Your goal
Look through the records below, and copy out every line that holds the string "TRANSFER".

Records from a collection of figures
◇ ◇ ◇ ◇ ◇

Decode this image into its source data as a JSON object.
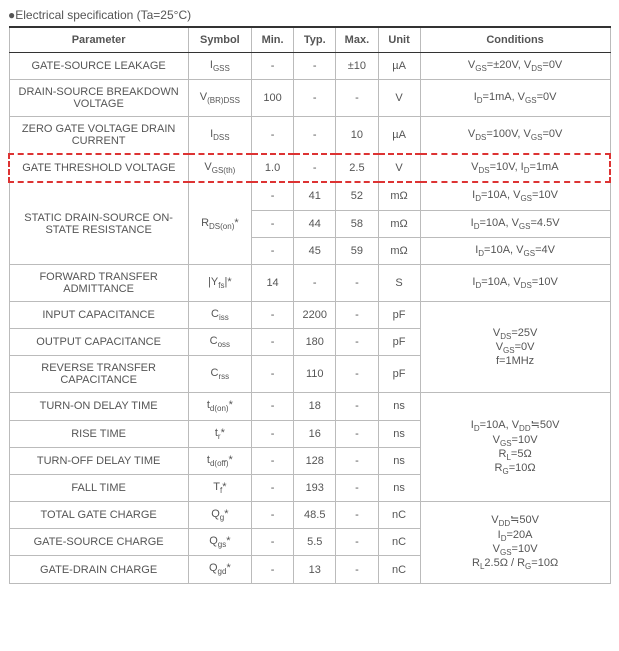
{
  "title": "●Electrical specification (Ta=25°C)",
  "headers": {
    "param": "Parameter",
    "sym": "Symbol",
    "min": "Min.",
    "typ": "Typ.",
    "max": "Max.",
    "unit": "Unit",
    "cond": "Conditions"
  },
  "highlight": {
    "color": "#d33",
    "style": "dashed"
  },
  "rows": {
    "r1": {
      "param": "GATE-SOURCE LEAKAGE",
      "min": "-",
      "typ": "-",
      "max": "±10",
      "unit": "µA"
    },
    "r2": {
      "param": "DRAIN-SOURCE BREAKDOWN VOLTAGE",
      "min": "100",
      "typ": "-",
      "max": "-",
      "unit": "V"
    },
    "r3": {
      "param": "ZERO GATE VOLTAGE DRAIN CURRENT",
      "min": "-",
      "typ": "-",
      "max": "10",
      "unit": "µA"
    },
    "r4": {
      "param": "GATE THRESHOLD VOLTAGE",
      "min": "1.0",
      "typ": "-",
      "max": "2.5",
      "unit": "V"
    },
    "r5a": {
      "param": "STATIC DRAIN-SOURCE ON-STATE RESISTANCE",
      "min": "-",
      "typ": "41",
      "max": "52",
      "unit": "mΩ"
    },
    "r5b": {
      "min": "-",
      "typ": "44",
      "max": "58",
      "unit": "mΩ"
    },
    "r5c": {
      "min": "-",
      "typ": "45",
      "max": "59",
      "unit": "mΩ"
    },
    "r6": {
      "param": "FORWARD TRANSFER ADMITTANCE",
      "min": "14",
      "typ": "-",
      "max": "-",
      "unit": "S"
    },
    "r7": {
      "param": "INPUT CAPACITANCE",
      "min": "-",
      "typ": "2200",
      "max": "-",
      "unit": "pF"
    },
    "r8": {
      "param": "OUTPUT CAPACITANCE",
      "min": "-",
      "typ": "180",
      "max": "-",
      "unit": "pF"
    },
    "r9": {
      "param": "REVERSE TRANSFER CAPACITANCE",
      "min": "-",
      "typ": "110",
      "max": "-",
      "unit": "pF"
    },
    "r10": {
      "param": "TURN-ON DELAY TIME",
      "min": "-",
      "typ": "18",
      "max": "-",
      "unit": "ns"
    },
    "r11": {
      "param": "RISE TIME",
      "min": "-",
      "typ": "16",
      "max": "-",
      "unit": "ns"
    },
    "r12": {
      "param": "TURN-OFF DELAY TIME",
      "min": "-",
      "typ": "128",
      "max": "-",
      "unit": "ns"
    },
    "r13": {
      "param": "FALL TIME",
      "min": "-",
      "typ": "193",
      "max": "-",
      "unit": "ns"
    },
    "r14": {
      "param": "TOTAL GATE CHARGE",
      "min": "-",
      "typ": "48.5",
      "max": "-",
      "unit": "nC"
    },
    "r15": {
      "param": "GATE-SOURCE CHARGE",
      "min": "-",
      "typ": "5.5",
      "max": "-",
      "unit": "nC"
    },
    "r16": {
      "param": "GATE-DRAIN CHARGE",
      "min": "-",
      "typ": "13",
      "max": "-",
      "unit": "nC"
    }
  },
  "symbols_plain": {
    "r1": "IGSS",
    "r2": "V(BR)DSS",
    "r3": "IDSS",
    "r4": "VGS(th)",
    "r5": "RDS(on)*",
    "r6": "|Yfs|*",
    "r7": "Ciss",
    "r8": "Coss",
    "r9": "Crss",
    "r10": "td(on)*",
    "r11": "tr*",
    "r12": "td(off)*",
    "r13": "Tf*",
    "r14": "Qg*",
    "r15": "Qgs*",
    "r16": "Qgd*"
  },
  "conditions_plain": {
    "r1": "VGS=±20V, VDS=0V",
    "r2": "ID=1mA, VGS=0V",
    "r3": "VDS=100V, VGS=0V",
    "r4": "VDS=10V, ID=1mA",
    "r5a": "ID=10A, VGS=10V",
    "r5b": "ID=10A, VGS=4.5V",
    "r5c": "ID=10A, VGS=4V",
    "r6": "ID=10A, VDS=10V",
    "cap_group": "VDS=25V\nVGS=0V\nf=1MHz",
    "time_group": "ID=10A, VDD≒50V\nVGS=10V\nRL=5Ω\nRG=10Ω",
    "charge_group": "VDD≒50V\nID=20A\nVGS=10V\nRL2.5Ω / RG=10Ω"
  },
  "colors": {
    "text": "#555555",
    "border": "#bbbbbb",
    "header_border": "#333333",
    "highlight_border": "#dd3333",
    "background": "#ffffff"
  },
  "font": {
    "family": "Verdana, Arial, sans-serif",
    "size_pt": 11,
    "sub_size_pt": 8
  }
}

◇ ◇ ◇ ◇ ◇

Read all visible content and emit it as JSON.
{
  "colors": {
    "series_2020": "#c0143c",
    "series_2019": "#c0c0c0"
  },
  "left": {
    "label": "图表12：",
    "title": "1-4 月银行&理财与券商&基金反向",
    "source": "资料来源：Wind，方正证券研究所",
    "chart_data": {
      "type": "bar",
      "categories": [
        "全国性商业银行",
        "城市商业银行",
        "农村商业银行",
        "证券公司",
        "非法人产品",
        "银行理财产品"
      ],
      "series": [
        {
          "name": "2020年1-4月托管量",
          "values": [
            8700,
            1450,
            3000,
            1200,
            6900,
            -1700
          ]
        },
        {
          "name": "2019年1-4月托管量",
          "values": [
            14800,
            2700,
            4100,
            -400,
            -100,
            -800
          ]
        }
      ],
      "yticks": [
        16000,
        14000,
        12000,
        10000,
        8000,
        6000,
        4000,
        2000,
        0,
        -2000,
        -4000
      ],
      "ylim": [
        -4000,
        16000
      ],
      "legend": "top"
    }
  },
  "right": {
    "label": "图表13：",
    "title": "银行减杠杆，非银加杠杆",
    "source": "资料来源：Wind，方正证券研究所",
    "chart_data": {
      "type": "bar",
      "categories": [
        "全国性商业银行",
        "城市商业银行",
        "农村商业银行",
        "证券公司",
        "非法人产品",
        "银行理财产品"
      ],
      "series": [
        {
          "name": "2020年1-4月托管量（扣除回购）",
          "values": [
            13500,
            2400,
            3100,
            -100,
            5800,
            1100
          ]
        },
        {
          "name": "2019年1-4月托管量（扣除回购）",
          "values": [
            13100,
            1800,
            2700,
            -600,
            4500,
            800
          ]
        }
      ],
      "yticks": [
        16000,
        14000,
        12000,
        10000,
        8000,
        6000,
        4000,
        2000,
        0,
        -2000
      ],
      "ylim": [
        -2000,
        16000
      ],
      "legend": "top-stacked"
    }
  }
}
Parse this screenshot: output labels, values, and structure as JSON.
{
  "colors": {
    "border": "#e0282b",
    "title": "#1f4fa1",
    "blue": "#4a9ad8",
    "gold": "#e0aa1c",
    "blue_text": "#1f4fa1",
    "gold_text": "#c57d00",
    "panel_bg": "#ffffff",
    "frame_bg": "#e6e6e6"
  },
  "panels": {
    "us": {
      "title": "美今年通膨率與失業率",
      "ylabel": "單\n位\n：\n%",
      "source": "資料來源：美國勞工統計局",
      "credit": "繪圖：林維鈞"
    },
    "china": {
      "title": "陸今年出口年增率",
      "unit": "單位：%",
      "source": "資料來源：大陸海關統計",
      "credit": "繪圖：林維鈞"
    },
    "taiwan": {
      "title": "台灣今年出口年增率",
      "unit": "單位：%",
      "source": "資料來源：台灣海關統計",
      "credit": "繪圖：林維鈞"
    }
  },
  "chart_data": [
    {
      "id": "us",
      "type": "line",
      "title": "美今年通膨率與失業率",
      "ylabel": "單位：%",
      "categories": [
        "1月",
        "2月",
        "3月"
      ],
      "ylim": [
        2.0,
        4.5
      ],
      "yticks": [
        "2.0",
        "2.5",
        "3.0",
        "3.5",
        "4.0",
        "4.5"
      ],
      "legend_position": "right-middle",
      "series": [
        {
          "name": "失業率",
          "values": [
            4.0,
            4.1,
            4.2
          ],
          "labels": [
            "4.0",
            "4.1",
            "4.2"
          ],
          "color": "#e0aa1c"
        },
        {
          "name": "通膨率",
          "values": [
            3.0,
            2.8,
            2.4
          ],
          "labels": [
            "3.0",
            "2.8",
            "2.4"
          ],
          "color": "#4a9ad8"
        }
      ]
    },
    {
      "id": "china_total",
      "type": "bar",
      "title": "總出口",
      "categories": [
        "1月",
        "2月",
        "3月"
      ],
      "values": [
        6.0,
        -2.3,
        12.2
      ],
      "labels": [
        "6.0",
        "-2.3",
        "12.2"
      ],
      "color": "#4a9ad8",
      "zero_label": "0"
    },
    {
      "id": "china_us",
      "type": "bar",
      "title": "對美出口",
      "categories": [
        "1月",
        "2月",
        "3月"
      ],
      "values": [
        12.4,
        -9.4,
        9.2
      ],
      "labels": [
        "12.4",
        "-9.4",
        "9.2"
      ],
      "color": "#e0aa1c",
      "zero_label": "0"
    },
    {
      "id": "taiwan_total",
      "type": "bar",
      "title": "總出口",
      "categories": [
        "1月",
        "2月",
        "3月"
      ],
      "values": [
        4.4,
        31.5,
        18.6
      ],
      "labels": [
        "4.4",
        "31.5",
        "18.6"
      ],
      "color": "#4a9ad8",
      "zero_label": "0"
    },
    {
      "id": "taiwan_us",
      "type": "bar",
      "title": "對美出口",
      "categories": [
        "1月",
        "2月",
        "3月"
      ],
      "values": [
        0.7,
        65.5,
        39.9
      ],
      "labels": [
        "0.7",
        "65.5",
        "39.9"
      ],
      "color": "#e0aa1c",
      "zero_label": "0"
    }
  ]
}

◇ ◇ ◇ ◇ ◇

Answer for the task
      "param": "FORWARD TRANSFER ADMITTANCE",
      "param": "REVERSE TRANSFER CAPACITANCE",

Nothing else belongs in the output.